-- BEGIN THE RECORDS --
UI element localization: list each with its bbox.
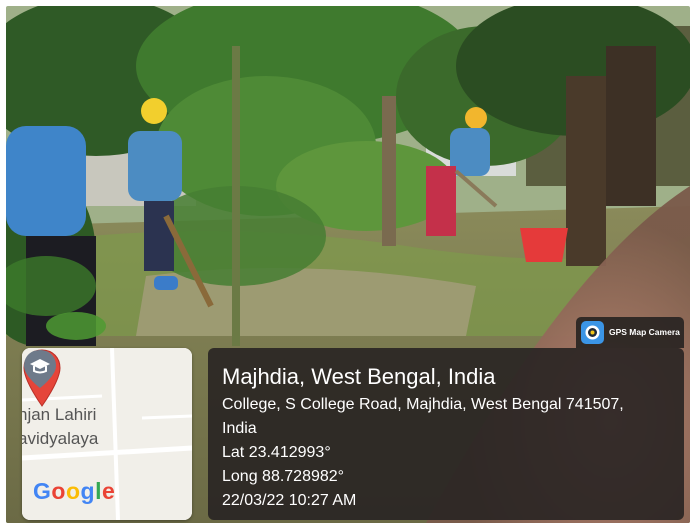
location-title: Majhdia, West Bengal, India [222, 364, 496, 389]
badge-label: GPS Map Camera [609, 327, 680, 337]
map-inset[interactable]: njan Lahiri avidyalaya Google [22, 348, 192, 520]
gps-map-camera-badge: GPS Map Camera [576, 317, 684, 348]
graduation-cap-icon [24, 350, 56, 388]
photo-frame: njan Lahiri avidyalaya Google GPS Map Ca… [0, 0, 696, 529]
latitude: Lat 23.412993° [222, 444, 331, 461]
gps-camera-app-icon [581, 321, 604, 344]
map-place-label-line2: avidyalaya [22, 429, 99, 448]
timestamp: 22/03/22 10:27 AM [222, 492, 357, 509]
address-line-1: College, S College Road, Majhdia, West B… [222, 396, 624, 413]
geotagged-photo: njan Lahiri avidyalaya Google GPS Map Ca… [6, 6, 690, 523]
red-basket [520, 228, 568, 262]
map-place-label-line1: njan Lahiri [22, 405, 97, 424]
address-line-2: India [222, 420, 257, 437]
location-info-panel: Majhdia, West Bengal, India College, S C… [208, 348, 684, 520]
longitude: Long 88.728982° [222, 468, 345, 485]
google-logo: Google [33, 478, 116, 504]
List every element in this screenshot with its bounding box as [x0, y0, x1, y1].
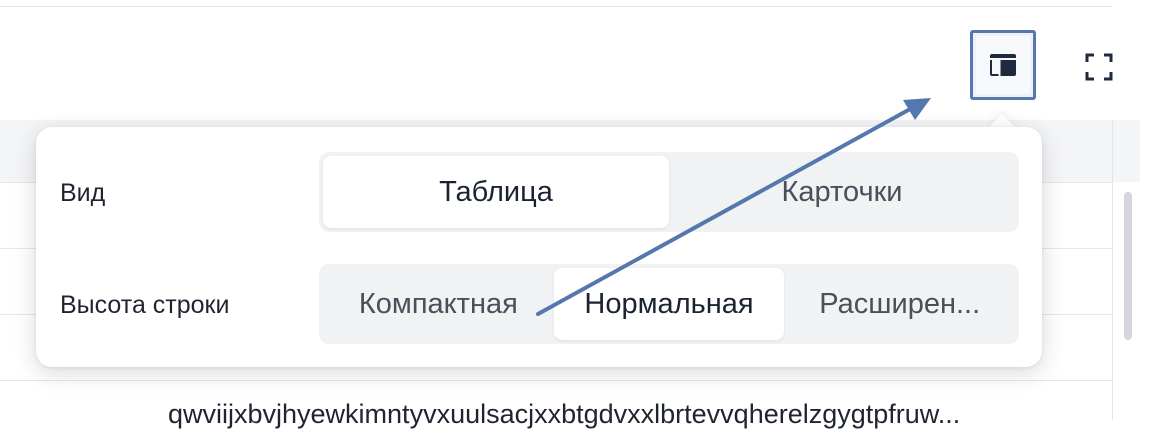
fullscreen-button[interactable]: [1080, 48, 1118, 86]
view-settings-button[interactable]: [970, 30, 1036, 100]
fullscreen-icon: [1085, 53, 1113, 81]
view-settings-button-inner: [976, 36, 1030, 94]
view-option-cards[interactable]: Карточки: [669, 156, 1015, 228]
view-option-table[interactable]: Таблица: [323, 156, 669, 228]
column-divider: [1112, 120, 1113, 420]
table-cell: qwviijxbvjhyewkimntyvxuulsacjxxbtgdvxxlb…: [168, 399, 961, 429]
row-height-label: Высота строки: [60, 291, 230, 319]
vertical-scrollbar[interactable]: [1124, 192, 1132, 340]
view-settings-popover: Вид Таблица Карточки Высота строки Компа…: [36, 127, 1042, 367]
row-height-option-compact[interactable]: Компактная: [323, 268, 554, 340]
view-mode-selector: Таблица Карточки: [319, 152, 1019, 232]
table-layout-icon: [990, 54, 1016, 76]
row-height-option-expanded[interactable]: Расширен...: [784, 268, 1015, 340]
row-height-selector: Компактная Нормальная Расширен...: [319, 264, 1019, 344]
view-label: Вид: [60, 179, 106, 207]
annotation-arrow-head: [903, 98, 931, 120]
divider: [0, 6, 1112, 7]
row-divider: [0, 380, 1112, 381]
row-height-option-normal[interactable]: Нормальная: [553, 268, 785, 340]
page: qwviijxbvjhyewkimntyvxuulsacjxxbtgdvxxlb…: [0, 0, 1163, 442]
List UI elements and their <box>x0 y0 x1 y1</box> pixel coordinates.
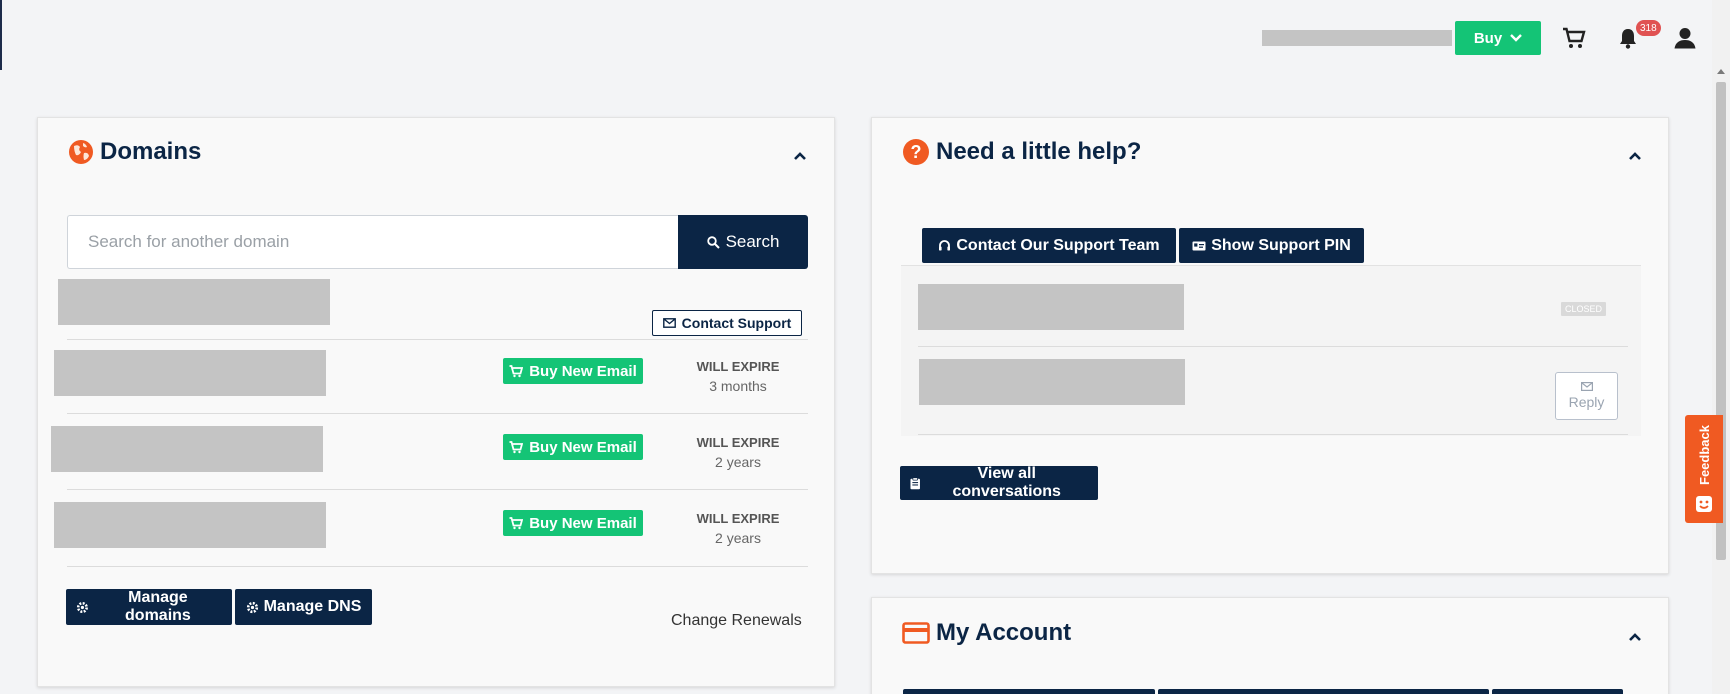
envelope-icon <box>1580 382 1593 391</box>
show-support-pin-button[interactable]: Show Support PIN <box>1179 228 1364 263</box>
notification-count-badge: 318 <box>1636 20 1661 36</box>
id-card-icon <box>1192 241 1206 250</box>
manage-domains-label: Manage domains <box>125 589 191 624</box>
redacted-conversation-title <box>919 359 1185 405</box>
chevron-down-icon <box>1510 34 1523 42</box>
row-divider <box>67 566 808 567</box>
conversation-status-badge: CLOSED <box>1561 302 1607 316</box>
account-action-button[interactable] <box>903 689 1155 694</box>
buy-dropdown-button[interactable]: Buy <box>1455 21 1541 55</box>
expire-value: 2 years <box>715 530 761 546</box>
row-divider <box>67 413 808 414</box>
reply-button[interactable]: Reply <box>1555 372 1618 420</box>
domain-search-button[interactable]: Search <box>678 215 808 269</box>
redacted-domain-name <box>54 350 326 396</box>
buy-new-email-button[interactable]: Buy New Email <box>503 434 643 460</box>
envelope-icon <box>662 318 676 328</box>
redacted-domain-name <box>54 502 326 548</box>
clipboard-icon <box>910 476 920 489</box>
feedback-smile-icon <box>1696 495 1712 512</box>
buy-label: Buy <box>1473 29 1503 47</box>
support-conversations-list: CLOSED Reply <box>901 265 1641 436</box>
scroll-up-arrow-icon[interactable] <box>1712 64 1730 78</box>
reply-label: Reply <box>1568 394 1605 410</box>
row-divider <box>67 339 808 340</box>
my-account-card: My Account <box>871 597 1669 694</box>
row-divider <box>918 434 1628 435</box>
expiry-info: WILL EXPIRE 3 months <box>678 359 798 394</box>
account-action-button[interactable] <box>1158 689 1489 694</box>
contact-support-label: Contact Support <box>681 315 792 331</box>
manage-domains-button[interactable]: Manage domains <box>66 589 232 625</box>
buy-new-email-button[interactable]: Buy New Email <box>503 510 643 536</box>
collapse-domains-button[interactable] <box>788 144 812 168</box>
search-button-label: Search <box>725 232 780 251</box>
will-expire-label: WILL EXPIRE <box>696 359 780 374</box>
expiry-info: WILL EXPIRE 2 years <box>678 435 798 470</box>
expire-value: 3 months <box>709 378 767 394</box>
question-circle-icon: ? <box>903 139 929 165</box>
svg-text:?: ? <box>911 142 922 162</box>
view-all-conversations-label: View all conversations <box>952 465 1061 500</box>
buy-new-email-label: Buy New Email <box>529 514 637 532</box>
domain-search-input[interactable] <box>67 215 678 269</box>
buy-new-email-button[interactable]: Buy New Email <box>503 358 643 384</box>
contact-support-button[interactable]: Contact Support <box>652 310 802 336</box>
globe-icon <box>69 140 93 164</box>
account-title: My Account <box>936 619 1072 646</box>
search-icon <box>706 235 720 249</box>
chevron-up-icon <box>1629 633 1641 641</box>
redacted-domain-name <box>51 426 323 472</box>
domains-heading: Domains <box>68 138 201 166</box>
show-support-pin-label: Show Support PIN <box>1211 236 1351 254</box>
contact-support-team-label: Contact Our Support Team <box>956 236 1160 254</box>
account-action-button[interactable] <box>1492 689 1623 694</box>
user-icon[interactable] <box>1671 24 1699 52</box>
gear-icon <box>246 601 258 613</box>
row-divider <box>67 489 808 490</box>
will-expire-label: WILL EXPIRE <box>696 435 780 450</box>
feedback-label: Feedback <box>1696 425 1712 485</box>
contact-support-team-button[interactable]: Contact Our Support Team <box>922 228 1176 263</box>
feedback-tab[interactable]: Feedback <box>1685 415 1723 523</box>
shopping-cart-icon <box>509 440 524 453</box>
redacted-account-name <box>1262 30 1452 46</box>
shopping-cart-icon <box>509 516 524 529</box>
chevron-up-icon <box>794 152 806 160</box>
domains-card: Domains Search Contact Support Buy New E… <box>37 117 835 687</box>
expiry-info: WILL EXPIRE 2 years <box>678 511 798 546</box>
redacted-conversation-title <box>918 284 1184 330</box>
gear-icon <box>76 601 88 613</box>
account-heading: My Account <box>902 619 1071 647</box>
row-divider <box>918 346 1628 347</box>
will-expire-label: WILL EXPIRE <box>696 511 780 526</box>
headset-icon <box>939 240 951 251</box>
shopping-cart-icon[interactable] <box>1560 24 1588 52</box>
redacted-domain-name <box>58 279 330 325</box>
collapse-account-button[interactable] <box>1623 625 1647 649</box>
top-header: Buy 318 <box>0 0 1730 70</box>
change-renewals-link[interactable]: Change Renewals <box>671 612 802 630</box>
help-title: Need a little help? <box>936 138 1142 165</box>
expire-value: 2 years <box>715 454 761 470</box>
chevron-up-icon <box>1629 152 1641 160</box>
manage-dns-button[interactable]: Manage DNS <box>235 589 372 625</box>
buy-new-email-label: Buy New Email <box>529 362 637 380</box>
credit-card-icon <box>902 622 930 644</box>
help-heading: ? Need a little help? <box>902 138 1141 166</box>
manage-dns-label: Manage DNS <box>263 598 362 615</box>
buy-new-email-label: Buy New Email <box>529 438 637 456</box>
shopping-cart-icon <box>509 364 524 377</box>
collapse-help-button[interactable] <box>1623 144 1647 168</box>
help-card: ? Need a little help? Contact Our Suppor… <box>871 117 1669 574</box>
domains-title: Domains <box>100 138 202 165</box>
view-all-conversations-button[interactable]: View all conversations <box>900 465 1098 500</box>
-- END THE RECORDS --
Could you rewrite the lines of the material from the line containing "fullscreen-button[interactable]: [1080, 48, 1118, 86]" through the line containing "399, 961, 429]", substituting "display-option" for "view-option" and leaving everything else unchanged?

fullscreen-button[interactable]: [1080, 48, 1118, 86]
view-settings-button[interactable]: [970, 30, 1036, 100]
fullscreen-icon: [1085, 53, 1113, 81]
view-settings-button-inner: [976, 36, 1030, 94]
display-option-cards[interactable]: Карточки: [669, 156, 1015, 228]
display-option-table[interactable]: Таблица: [323, 156, 669, 228]
column-divider: [1112, 120, 1113, 420]
table-cell: qwviijxbvjhyewkimntyvxuulsacjxxbtgdvxxlb…: [168, 399, 961, 429]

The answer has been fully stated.